Material for the task:
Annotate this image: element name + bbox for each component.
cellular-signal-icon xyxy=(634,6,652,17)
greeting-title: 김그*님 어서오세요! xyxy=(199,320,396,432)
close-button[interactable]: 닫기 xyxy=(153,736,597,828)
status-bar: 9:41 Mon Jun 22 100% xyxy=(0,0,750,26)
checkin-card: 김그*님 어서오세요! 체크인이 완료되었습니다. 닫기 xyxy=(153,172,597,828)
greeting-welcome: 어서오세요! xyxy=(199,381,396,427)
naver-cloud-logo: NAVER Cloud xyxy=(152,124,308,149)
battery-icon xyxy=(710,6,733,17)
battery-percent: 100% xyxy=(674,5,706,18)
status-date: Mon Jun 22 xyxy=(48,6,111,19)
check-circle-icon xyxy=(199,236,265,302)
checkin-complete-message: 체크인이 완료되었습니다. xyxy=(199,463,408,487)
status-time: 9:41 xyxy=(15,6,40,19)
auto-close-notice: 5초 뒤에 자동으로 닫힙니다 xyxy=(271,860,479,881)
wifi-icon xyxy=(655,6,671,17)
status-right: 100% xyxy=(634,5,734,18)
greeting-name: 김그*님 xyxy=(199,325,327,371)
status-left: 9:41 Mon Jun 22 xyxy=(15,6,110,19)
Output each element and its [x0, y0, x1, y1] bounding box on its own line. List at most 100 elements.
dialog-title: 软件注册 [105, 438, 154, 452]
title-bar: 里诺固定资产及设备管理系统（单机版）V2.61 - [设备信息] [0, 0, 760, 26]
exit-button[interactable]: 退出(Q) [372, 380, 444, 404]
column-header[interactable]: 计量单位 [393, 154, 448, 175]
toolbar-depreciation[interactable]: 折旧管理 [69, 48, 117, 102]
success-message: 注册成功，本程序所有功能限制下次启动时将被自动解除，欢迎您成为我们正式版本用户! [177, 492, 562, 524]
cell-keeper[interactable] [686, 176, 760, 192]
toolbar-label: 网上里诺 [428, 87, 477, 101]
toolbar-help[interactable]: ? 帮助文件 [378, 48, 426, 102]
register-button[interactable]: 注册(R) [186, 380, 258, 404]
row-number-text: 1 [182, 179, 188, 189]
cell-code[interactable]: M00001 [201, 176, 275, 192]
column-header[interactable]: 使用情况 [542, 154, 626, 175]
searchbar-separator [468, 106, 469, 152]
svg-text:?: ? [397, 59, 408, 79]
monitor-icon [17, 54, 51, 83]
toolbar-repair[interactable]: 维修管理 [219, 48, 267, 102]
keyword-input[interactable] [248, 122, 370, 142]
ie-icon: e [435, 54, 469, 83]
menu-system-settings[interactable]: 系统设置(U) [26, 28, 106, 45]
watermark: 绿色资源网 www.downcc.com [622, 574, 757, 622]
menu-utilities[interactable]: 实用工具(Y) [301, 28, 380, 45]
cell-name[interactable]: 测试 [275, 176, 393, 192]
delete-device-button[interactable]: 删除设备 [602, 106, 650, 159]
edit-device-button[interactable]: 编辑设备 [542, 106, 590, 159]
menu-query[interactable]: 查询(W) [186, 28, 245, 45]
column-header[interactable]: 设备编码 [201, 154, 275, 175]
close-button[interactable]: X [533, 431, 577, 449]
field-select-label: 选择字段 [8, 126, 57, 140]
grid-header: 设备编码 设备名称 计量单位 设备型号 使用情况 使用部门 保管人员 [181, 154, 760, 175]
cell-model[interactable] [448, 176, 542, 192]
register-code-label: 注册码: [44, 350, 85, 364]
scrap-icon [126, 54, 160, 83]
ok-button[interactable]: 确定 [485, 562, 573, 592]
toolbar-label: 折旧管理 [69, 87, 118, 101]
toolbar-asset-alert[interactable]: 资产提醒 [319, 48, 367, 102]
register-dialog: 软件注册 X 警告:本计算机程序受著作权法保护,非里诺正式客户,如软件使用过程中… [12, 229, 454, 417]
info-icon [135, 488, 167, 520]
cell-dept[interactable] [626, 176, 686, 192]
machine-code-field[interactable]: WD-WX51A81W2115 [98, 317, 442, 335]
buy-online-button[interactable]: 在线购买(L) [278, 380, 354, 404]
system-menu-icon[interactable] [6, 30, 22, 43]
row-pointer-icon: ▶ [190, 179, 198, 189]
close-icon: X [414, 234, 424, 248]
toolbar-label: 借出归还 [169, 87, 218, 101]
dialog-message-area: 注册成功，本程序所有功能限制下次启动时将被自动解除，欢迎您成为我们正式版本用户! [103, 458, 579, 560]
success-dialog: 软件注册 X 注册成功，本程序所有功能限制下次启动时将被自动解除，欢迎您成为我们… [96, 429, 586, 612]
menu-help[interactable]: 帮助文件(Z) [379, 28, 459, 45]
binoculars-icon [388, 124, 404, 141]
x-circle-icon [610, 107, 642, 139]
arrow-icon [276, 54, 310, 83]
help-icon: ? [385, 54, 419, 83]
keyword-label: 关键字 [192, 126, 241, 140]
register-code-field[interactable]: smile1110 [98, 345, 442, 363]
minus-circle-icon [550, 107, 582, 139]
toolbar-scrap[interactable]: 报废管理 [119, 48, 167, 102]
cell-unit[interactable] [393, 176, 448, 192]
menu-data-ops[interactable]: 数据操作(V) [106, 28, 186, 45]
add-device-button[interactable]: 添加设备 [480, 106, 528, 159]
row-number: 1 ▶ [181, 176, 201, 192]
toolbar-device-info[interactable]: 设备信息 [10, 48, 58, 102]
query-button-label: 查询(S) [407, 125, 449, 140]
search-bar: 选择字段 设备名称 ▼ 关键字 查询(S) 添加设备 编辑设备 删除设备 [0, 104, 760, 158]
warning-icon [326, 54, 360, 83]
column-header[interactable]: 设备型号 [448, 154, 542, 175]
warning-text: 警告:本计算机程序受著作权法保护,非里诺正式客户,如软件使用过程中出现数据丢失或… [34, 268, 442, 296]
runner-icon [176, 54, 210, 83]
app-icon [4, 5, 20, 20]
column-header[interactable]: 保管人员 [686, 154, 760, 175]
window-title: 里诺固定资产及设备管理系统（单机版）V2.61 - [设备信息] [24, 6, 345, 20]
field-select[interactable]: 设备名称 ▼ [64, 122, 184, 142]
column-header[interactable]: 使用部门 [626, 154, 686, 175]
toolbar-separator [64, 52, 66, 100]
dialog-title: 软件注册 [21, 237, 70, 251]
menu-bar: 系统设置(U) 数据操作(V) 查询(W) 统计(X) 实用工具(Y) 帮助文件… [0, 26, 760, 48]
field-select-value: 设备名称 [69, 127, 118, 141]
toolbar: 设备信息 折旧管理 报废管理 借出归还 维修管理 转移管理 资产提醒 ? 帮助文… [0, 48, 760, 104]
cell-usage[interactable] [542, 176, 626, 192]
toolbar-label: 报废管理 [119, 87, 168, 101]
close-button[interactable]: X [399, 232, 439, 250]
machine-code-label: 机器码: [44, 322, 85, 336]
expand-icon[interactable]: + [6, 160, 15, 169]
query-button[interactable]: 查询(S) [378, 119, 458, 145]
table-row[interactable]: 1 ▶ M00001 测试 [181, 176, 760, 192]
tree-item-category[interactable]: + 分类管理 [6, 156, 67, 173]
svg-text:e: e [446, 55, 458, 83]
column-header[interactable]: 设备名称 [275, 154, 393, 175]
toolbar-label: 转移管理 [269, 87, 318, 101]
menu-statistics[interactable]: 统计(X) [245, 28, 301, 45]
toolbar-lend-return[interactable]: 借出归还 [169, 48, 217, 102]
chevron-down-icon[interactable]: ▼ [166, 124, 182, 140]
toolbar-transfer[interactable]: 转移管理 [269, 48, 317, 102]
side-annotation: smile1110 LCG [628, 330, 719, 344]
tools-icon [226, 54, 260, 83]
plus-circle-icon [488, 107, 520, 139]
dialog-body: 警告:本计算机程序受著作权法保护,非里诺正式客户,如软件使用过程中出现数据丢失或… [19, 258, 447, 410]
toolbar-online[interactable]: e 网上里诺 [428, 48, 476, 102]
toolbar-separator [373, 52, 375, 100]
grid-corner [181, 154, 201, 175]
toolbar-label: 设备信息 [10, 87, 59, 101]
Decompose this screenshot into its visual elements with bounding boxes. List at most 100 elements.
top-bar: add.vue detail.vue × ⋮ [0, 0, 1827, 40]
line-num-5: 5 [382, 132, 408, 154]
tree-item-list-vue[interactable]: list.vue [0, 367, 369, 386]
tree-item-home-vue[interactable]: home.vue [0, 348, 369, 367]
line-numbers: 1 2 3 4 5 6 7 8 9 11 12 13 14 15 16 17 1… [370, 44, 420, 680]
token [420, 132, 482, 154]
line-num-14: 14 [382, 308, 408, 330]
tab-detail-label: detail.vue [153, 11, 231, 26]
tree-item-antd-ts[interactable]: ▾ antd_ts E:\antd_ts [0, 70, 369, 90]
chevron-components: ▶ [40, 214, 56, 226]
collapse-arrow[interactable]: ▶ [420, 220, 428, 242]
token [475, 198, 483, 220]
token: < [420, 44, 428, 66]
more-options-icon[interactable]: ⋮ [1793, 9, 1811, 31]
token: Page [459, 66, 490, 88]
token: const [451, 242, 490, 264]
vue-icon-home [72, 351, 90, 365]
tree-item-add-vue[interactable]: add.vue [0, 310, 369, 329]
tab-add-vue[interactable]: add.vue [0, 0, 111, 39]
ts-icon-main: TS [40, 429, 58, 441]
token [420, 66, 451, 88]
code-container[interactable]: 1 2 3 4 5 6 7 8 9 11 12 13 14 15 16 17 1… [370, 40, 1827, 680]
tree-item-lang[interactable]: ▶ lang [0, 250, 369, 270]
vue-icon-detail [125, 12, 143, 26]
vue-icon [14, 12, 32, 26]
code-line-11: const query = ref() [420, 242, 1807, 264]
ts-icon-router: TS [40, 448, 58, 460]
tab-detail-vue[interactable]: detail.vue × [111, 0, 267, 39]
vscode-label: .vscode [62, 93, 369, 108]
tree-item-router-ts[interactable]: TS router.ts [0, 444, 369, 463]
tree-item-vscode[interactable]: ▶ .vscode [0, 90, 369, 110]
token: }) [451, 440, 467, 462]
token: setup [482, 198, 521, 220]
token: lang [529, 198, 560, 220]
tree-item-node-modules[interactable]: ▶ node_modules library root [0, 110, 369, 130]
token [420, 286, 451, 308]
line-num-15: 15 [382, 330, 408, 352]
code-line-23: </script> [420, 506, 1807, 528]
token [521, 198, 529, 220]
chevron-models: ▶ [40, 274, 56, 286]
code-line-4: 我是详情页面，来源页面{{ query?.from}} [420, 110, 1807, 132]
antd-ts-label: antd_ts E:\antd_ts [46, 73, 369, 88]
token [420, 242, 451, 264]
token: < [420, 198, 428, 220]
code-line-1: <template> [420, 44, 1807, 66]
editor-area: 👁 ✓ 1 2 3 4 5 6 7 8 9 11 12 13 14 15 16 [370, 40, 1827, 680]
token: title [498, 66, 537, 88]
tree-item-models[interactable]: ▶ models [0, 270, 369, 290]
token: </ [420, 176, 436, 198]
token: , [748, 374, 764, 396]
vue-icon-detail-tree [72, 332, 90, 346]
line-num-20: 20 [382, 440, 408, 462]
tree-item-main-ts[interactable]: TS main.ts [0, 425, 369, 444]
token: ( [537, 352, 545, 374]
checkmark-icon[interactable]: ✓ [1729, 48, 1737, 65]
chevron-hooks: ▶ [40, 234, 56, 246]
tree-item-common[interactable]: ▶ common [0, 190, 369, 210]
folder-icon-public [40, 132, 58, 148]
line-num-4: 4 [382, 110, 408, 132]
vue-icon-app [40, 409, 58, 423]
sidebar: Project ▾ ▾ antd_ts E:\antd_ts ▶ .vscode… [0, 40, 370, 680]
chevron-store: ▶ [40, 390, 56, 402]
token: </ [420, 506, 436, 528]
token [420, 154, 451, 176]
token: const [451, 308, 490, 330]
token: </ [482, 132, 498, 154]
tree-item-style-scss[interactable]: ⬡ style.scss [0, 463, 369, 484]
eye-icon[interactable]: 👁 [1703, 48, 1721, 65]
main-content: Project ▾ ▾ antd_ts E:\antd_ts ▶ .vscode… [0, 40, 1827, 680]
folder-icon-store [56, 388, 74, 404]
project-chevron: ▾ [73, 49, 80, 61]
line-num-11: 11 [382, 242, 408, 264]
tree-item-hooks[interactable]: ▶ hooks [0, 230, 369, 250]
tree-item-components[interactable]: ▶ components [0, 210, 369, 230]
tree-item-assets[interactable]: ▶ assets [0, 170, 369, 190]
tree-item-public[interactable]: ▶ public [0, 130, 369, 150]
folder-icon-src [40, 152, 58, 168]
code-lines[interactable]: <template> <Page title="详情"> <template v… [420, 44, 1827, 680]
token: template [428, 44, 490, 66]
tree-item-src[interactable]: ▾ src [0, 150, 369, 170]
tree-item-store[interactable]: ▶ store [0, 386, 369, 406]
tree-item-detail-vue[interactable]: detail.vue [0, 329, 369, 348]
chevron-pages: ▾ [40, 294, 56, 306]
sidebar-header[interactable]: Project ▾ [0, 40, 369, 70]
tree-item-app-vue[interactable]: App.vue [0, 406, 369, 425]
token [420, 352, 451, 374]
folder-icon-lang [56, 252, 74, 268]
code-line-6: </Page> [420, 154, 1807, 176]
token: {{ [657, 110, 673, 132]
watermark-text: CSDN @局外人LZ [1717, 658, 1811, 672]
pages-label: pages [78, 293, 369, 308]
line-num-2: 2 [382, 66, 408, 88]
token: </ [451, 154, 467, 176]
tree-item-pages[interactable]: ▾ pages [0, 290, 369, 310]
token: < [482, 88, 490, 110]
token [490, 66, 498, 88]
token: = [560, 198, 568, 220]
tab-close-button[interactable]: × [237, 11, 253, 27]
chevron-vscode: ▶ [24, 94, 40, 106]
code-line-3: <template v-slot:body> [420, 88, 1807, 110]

Work to complete: Reproduce the entries from the first line through the line containing "toolbar-label: 网上里诺 [428, 87, 477, 101]", replacing "status-bar" with "top-bar" and leaving everything else as it is.

Complete answer:
Annotate this image: element name + bbox for each component.
cellular-signal-icon xyxy=(634,6,652,17)
greeting-title: 김그*님 어서오세요! xyxy=(199,320,396,432)
close-button[interactable]: 닫기 xyxy=(153,736,597,828)
top-bar: 9:41 Mon Jun 22 100% xyxy=(0,0,750,26)
checkin-card: 김그*님 어서오세요! 체크인이 완료되었습니다. 닫기 xyxy=(153,172,597,828)
greeting-welcome: 어서오세요! xyxy=(199,381,396,427)
naver-cloud-logo: NAVER Cloud xyxy=(152,124,308,149)
battery-icon xyxy=(710,6,733,17)
battery-percent: 100% xyxy=(674,5,706,18)
status-date: Mon Jun 22 xyxy=(48,6,111,19)
check-circle-icon xyxy=(199,236,265,302)
checkin-complete-message: 체크인이 완료되었습니다. xyxy=(199,463,408,487)
status-time: 9:41 xyxy=(15,6,40,19)
auto-close-notice: 5초 뒤에 자동으로 닫힙니다 xyxy=(271,860,479,881)
wifi-icon xyxy=(655,6,671,17)
status-right: 100% xyxy=(634,5,734,18)
greeting-name: 김그*님 xyxy=(199,325,327,371)
status-left: 9:41 Mon Jun 22 xyxy=(15,6,110,19)
Output each element and its [x0, y0, x1, y1] bounding box on its own line. List at most 100 elements.
dialog-title: 软件注册 [105, 438, 154, 452]
title-bar: 里诺固定资产及设备管理系统（单机版）V2.61 - [设备信息] [0, 0, 760, 26]
exit-button[interactable]: 退出(Q) [372, 380, 444, 404]
column-header[interactable]: 计量单位 [393, 154, 448, 175]
toolbar-depreciation[interactable]: 折旧管理 [69, 48, 117, 102]
success-message: 注册成功，本程序所有功能限制下次启动时将被自动解除，欢迎您成为我们正式版本用户! [177, 492, 562, 524]
cell-keeper[interactable] [686, 176, 760, 192]
toolbar-label: 网上里诺 [428, 87, 477, 101]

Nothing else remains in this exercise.